BRIEF:
Copy out each line of the data holding "text".

RECORDS FOR THIS TASK:
## START
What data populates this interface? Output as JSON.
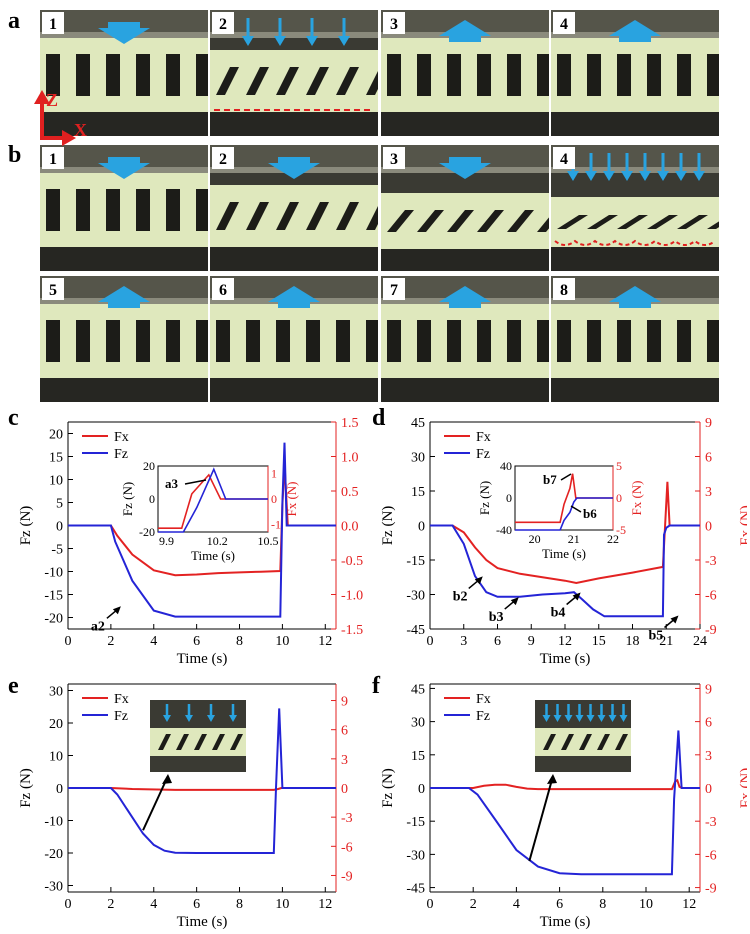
{
  "figure": {
    "panel_labels": {
      "a": "a",
      "b": "b",
      "c": "c",
      "d": "d",
      "e": "e",
      "f": "f"
    },
    "axis_label_z": "Z",
    "axis_label_x": "X",
    "colors": {
      "arrow": "#29a3e0",
      "gel": "#dfe8bd",
      "dark": "#222",
      "fx_line": "#e32222",
      "fz_line": "#2424d6",
      "dash": "#e02020"
    },
    "frames_a": [
      {
        "num": "1",
        "state": "upright",
        "arrow": "down-big"
      },
      {
        "num": "2",
        "state": "tilted",
        "arrow": "down-multi4",
        "dashed": "line"
      },
      {
        "num": "3",
        "state": "upright",
        "arrow": "up"
      },
      {
        "num": "4",
        "state": "upright",
        "arrow": "up"
      }
    ],
    "frames_b": [
      {
        "num": "1",
        "state": "upright",
        "arrow": "down-big"
      },
      {
        "num": "2",
        "state": "tilted",
        "arrow": "down-big"
      },
      {
        "num": "3",
        "state": "tilted-low",
        "arrow": "down-big"
      },
      {
        "num": "4",
        "state": "tilted-flat",
        "arrow": "down-multi8",
        "dashed": "wave"
      },
      {
        "num": "5",
        "state": "upright",
        "arrow": "up"
      },
      {
        "num": "6",
        "state": "upright",
        "arrow": "up"
      },
      {
        "num": "7",
        "state": "upright",
        "arrow": "up"
      },
      {
        "num": "8",
        "state": "upright",
        "arrow": "up"
      }
    ]
  },
  "chart_data": [
    {
      "id": "c",
      "type": "line",
      "xlabel": "Time (s)",
      "ylabel": "Fz (N)",
      "y2label": "Fx (N)",
      "xlim": [
        0,
        12.5
      ],
      "ylim": [
        -22.5,
        22.5
      ],
      "y2lim": [
        -1.5,
        1.5
      ],
      "xticks": [
        0,
        2,
        4,
        6,
        8,
        10,
        12
      ],
      "yticks": [
        -20,
        -15,
        -10,
        -5,
        0,
        5,
        10,
        15,
        20
      ],
      "y2ticks": [
        "-1.5",
        "-1.0",
        "-0.5",
        "0.0",
        "0.5",
        "1.0",
        "1.5"
      ],
      "y2tick_values": [
        -1.5,
        -1.0,
        -0.5,
        0.0,
        0.5,
        1.0,
        1.5
      ],
      "legend": [
        "Fx",
        "Fz"
      ],
      "series": [
        {
          "name": "Fx",
          "axis": "y2",
          "x": [
            0,
            2,
            2.3,
            3,
            4,
            5,
            6,
            7,
            8,
            9,
            9.9,
            10.0,
            10.1,
            10.15,
            10.25,
            10.4,
            12.5
          ],
          "y": [
            0,
            0,
            -0.15,
            -0.42,
            -0.65,
            -0.72,
            -0.71,
            -0.69,
            -0.68,
            -0.67,
            -0.66,
            0.3,
            0.9,
            0.6,
            0,
            0,
            0
          ]
        },
        {
          "name": "Fz",
          "axis": "y",
          "x": [
            0,
            2,
            2.2,
            3,
            4,
            5,
            6,
            7,
            8,
            9,
            9.9,
            10.0,
            10.1,
            10.2,
            10.3,
            12.5
          ],
          "y": [
            0,
            0,
            -3.5,
            -12,
            -18.5,
            -19.8,
            -19.8,
            -19.8,
            -19.8,
            -19.8,
            -19.8,
            5,
            18,
            0,
            0,
            0
          ]
        }
      ],
      "annotations": [
        {
          "text": "a2",
          "x": 2.0,
          "y": -18
        }
      ],
      "inset": {
        "xlim": [
          9.85,
          10.5
        ],
        "ylim": [
          -20,
          20
        ],
        "y2lim": [
          -1.3,
          1.3
        ],
        "xticks": [
          "9.9",
          "10.2",
          "10.5"
        ],
        "xtick_values": [
          9.9,
          10.2,
          10.5
        ],
        "yticks": [
          "-20",
          "0",
          "20"
        ],
        "ytick_values": [
          -20,
          0,
          20
        ],
        "y2ticks": [
          "-1",
          "0",
          "1"
        ],
        "y2tick_values": [
          -1,
          0,
          1
        ],
        "xlabel": "Time (s)",
        "ylabel": "Fz (N)",
        "y2label": "Fx (N)",
        "annotation": "a3",
        "series": [
          {
            "name": "Fx",
            "axis": "y2",
            "x": [
              9.85,
              9.99,
              10.05,
              10.15,
              10.22,
              10.3,
              10.5
            ],
            "y": [
              -1.15,
              -1.15,
              0.2,
              0.95,
              0,
              0,
              0
            ]
          },
          {
            "name": "Fz",
            "axis": "y",
            "x": [
              9.85,
              10.0,
              10.08,
              10.18,
              10.25,
              10.3,
              10.5
            ],
            "y": [
              -20,
              -20,
              -5,
              18,
              0,
              0,
              0
            ]
          }
        ]
      }
    },
    {
      "id": "d",
      "type": "line",
      "xlabel": "Time (s)",
      "ylabel": "Fz (N)",
      "y2label": "Fx (N)",
      "xlim": [
        0,
        24
      ],
      "ylim": [
        -45,
        45
      ],
      "y2lim": [
        -9,
        9
      ],
      "xticks": [
        0,
        3,
        6,
        9,
        12,
        15,
        18,
        21,
        24
      ],
      "yticks": [
        -45,
        -30,
        -15,
        0,
        15,
        30,
        45
      ],
      "y2ticks": [
        "-9",
        "-6",
        "-3",
        "0",
        "3",
        "6",
        "9"
      ],
      "y2tick_values": [
        -9,
        -6,
        -3,
        0,
        3,
        6,
        9
      ],
      "legend": [
        "Fx",
        "Fz"
      ],
      "series": [
        {
          "name": "Fx",
          "axis": "y2",
          "x": [
            0,
            2,
            3,
            4,
            5,
            6,
            8,
            10,
            12,
            13,
            15,
            18,
            20.7,
            20.9,
            21.1,
            21.3,
            21.6,
            24
          ],
          "y": [
            0,
            0,
            -0.6,
            -1.9,
            -3,
            -3.7,
            -4.2,
            -4.5,
            -4.8,
            -5,
            -4.6,
            -4.1,
            -3.6,
            0,
            3.8,
            0,
            0,
            0
          ]
        },
        {
          "name": "Fz",
          "axis": "y",
          "x": [
            0,
            2,
            3,
            4,
            5,
            6,
            8,
            10,
            12,
            12.8,
            13.5,
            14.5,
            15.5,
            17,
            20.7,
            20.8,
            21.0,
            21.3,
            21.6,
            24
          ],
          "y": [
            0,
            0,
            -8,
            -22,
            -29,
            -31,
            -31,
            -30,
            -29.5,
            -29,
            -32,
            -36.5,
            -39.5,
            -39.5,
            -39.5,
            -4,
            -1,
            0,
            0,
            0
          ]
        }
      ],
      "annotations": [
        {
          "text": "b2",
          "x": 3.8,
          "y": -23
        },
        {
          "text": "b3",
          "x": 7.0,
          "y": -32
        },
        {
          "text": "b4",
          "x": 12.5,
          "y": -30
        },
        {
          "text": "b5",
          "x": 21.2,
          "y": -40
        }
      ],
      "inset": {
        "xlim": [
          19.5,
          22
        ],
        "ylim": [
          -40,
          40
        ],
        "y2lim": [
          -5,
          5
        ],
        "xticks": [
          "20",
          "21",
          "22"
        ],
        "xtick_values": [
          20,
          21,
          22
        ],
        "yticks": [
          "-40",
          "0",
          "40"
        ],
        "ytick_values": [
          -40,
          0,
          40
        ],
        "y2ticks": [
          "-5",
          "0",
          "5"
        ],
        "y2tick_values": [
          -5,
          0,
          5
        ],
        "xlabel": "Time (s)",
        "ylabel": "Fz (N)",
        "y2label": "Fx (N)",
        "annotations": [
          "b7",
          "b6"
        ],
        "series": [
          {
            "name": "Fx",
            "axis": "y2",
            "x": [
              19.5,
              20.65,
              20.75,
              20.9,
              20.97,
              21.05,
              22
            ],
            "y": [
              -3.8,
              -3.8,
              -1,
              1.5,
              3.8,
              0,
              0
            ]
          },
          {
            "name": "Fz",
            "axis": "y",
            "x": [
              19.5,
              20.65,
              20.75,
              20.9,
              21.0,
              21.08,
              22
            ],
            "y": [
              -40,
              -40,
              -28,
              -18,
              -5,
              0,
              0
            ]
          }
        ]
      }
    },
    {
      "id": "e",
      "type": "line",
      "xlabel": "Time (s)",
      "ylabel": "Fz (N)",
      "y2label": "Fx (N)",
      "xlim": [
        0,
        12.5
      ],
      "ylim": [
        -32,
        32
      ],
      "y2lim": [
        -10.7,
        10.7
      ],
      "xticks": [
        0,
        2,
        4,
        6,
        8,
        10,
        12
      ],
      "yticks": [
        -30,
        -20,
        -10,
        0,
        10,
        20,
        30
      ],
      "y2ticks": [
        "-9",
        "-6",
        "-3",
        "0",
        "3",
        "6",
        "9"
      ],
      "y2tick_values": [
        -9,
        -6,
        -3,
        0,
        3,
        6,
        9
      ],
      "legend": [
        "Fx",
        "Fz"
      ],
      "series": [
        {
          "name": "Fx",
          "axis": "y2",
          "x": [
            0,
            2,
            3,
            5,
            9.6,
            9.8,
            9.95,
            10.1,
            12.5
          ],
          "y": [
            0,
            0,
            -0.1,
            -0.2,
            -0.2,
            -0.1,
            0,
            0,
            0
          ]
        },
        {
          "name": "Fz",
          "axis": "y",
          "x": [
            0,
            2,
            2.3,
            3,
            3.5,
            4,
            4.5,
            5,
            6,
            9.6,
            9.7,
            9.85,
            10.0,
            12.5
          ],
          "y": [
            0,
            0,
            -2,
            -9,
            -14,
            -17.5,
            -19.3,
            -19.9,
            -20,
            -20,
            0,
            24.5,
            0,
            0
          ]
        }
      ]
    },
    {
      "id": "f",
      "type": "line",
      "xlabel": "Time (s)",
      "ylabel": "Fz (N)",
      "y2label": "Fx (N)",
      "xlim": [
        0,
        12.5
      ],
      "ylim": [
        -47,
        47
      ],
      "y2lim": [
        -9.4,
        9.4
      ],
      "xticks": [
        0,
        2,
        4,
        6,
        8,
        10,
        12
      ],
      "yticks": [
        -45,
        -30,
        -15,
        0,
        15,
        30,
        45
      ],
      "y2ticks": [
        "-9",
        "-6",
        "-3",
        "0",
        "3",
        "6",
        "9"
      ],
      "y2tick_values": [
        -9,
        -6,
        -3,
        0,
        3,
        6,
        9
      ],
      "legend": [
        "Fx",
        "Fz"
      ],
      "series": [
        {
          "name": "Fx",
          "axis": "y2",
          "x": [
            0,
            2,
            2.5,
            3,
            3.5,
            4,
            4.5,
            5,
            6,
            11.2,
            11.35,
            11.45,
            11.55,
            11.7,
            12.5
          ],
          "y": [
            0,
            0,
            0.2,
            0.3,
            0.3,
            0.1,
            -0.05,
            -0.1,
            -0.1,
            -0.1,
            0.6,
            0.7,
            0.1,
            0,
            0
          ]
        },
        {
          "name": "Fz",
          "axis": "y",
          "x": [
            0,
            1.8,
            2.2,
            3,
            4,
            5,
            6,
            7,
            11.2,
            11.3,
            11.5,
            11.65,
            11.8,
            12.5
          ],
          "y": [
            0,
            0,
            -3,
            -14,
            -28,
            -35.5,
            -38.5,
            -39,
            -39,
            -5,
            26,
            0,
            0,
            0
          ]
        }
      ]
    }
  ]
}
## END
TASK RESPONSE:
          "text": "a2",
          "text": "b2",
          "text": "b3",
          "text": "b4",
          "text": "b5",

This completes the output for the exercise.